WHAT IS BEING ASKED → Every record below should be printed exactly as it appears.
· · · · ·
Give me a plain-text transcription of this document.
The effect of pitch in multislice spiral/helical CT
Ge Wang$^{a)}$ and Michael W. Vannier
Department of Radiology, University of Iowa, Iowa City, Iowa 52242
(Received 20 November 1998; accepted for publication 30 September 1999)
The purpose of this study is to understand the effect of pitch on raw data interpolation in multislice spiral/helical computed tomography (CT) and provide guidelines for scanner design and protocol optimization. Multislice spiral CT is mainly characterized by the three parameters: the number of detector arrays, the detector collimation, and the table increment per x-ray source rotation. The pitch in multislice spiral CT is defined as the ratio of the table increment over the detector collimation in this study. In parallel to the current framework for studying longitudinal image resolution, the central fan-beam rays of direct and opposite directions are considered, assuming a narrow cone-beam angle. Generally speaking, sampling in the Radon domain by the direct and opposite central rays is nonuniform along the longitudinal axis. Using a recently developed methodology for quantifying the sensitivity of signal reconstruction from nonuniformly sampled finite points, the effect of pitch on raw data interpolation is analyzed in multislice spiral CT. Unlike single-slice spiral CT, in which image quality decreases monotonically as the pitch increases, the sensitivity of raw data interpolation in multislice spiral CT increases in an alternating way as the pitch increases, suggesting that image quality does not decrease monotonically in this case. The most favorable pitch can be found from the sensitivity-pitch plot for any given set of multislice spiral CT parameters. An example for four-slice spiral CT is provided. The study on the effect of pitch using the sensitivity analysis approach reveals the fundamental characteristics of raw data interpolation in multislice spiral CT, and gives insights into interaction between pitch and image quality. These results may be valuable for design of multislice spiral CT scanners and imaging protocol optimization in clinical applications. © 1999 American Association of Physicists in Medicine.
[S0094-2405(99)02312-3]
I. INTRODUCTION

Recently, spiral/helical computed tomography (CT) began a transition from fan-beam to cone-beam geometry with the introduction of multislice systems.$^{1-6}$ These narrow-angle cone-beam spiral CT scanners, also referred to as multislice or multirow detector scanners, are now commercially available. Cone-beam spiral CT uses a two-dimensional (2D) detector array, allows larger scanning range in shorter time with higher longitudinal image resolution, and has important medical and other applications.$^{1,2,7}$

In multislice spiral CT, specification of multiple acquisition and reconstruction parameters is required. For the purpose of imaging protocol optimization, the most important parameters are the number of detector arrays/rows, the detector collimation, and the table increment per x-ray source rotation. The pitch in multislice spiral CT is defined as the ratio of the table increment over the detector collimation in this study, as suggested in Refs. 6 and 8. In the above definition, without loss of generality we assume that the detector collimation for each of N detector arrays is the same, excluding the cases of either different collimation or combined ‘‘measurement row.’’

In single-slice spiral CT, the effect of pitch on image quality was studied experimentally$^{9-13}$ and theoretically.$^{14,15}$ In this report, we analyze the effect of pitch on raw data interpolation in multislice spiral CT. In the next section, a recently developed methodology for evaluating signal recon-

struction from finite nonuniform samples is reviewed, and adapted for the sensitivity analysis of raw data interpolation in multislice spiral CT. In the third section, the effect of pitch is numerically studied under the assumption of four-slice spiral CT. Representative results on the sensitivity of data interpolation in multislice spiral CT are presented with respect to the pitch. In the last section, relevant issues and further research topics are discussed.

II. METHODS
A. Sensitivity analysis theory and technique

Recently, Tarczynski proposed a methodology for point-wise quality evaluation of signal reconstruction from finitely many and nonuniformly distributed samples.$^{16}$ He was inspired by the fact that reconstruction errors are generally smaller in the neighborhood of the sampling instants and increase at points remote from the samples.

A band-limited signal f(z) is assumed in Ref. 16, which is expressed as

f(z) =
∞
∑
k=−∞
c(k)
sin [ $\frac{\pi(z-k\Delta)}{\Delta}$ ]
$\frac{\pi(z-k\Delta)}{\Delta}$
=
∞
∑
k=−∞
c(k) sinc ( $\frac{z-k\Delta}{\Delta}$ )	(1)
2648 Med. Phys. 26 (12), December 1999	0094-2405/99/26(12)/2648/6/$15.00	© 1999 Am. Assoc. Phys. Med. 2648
· · · · ·
SOLUTION BELOW →
Give me a plain-text transcription of this document.
The effect of pitch in multislice spiral/helical CT
Ge Wang$^{a)}$ and Michael W. Vannier
Department of Radiology, University of Iowa, Iowa City, Iowa 52242
(Received 20 November 1998; accepted for publication 30 September 1999)
The purpose of this study is to understand the effect of pitch on raw data interpolation in multislice spiral/helical computed tomography (CT) and provide guidelines for scanner design and protocol optimization. Multislice spiral CT is mainly characterized by the three parameters: the number of detector arrays, the detector collimation, and the table increment per x-ray source rotation. The pitch in multislice spiral CT is defined as the ratio of the table increment over the detector collimation in this study. In parallel to the current framework for studying longitudinal image resolution, the central fan-beam rays of direct and opposite directions are considered, assuming a narrow cone-beam angle. Generally speaking, sampling in the Radon domain by the direct and opposite central rays is nonuniform along the longitudinal axis. Using a recently developed methodology for quantifying the sensitivity of signal reconstruction from nonuniformly sampled finite points, the effect of pitch on raw data interpolation is analyzed in multislice spiral CT. Unlike single-slice spiral CT, in which image quality decreases monotonically as the pitch increases, the sensitivity of raw data interpolation in multislice spiral CT increases in an alternating way as the pitch increases, suggesting that image quality does not decrease monotonically in this case. The most favorable pitch can be found from the sensitivity-pitch plot for any given set of multislice spiral CT parameters. An example for four-slice spiral CT is provided. The study on the effect of pitch using the sensitivity analysis approach reveals the fundamental characteristics of raw data interpolation in multislice spiral CT, and gives insights into interaction between pitch and image quality. These results may be valuable for design of multislice spiral CT scanners and imaging protocol optimization in clinical applications. © 1999 American Association of Physicists in Medicine.
[S0094-2405(99)02312-3]
I. INTRODUCTION

Recently, spiral/helical computed tomography (CT) began a transition from fan-beam to cone-beam geometry with the introduction of multislice systems.$^{1-6}$ These narrow-angle cone-beam spiral CT scanners, also referred to as multislice or multirow detector scanners, are now commercially available. Cone-beam spiral CT uses a two-dimensional (2D) detector array, allows larger scanning range in shorter time with higher longitudinal image resolution, and has important medical and other applications.$^{1,2,7}$

In multislice spiral CT, specification of multiple acquisition and reconstruction parameters is required. For the purpose of imaging protocol optimization, the most important parameters are the number of detector arrays/rows, the detector collimation, and the table increment per x-ray source rotation. The pitch in multislice spiral CT is defined as the ratio of the table increment over the detector collimation in this study, as suggested in Refs. 6 and 8. In the above definition, without loss of generality we assume that the detector collimation for each of N detector arrays is the same, excluding the cases of either different collimation or combined ‘‘measurement row.’’

In single-slice spiral CT, the effect of pitch on image quality was studied experimentally$^{9-13}$ and theoretically.$^{14,15}$ In this report, we analyze the effect of pitch on raw data interpolation in multislice spiral CT. In the next section, a recently developed methodology for evaluating signal recon-

struction from finite nonuniform samples is reviewed, and adapted for the sensitivity analysis of raw data interpolation in multislice spiral CT. In the third section, the effect of pitch is numerically studied under the assumption of four-slice spiral CT. Representative results on the sensitivity of data interpolation in multislice spiral CT are presented with respect to the pitch. In the last section, relevant issues and further research topics are discussed.

II. METHODS
A. Sensitivity analysis theory and technique

Recently, Tarczynski proposed a methodology for point-wise quality evaluation of signal reconstruction from finitely many and nonuniformly distributed samples.$^{16}$ He was inspired by the fact that reconstruction errors are generally smaller in the neighborhood of the sampling instants and increase at points remote from the samples.

A band-limited signal f(z) is assumed in Ref. 16, which is expressed as

f(z) =
∞
∑
k=−∞
c(k)
sin [ $\frac{\pi(z-k\Delta)}{\Delta}$ ]
$\frac{\pi(z-k\Delta)}{\Delta}$
=
∞
∑
k=−∞
c(k) sinc ( $\frac{z-k\Delta}{\Delta}$ )	(1)
2648 Med. Phys. 26 (12), December 1999	0094-2405/99/26(12)/2648/6/$15.00	© 1999 Am. Assoc. Phys. Med. 2648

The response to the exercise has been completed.